==== Data excerpts ====
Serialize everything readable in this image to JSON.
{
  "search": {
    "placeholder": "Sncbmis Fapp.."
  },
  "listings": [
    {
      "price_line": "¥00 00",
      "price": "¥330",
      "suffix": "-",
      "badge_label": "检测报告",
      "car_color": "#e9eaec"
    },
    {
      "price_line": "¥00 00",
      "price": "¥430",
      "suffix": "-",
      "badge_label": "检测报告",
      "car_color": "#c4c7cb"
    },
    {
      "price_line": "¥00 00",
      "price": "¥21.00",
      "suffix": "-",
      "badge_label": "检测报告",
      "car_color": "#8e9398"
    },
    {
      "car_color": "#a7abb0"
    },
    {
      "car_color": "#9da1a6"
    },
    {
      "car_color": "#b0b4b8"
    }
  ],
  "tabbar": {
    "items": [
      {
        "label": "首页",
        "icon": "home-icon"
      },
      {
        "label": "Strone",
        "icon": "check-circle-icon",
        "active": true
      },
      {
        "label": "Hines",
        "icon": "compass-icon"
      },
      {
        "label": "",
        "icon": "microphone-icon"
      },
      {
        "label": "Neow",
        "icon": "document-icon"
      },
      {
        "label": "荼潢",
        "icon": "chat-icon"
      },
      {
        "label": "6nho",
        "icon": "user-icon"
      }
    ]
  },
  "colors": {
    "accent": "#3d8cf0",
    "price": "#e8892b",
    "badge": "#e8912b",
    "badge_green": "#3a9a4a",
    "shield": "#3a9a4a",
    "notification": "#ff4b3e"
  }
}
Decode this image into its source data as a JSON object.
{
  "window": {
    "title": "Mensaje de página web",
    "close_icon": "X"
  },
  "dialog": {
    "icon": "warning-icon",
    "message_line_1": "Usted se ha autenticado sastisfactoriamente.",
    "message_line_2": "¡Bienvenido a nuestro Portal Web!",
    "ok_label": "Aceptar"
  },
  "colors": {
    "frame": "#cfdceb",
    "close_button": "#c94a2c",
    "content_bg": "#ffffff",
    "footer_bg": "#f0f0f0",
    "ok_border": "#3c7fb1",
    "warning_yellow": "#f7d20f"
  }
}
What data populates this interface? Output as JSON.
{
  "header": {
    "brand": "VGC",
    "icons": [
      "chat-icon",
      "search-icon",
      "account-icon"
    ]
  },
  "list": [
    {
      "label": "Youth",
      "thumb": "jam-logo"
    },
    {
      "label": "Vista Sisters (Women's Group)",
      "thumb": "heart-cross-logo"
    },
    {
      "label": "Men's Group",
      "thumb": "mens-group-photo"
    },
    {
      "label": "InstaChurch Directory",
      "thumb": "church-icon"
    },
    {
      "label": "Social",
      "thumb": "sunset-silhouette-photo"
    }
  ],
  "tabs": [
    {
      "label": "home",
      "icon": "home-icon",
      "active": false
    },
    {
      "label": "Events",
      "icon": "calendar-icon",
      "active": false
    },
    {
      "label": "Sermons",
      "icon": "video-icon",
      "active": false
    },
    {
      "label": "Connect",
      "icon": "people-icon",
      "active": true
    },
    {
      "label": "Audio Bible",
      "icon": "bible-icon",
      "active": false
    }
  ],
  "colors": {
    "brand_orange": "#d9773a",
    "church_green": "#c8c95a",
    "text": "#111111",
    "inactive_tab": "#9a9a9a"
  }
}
====
Problem to work on>
In the material above, find the lines that contain "logo" and show them.

Response to the task>
      "thumb": "jam-logo"
      "thumb": "heart-cross-logo"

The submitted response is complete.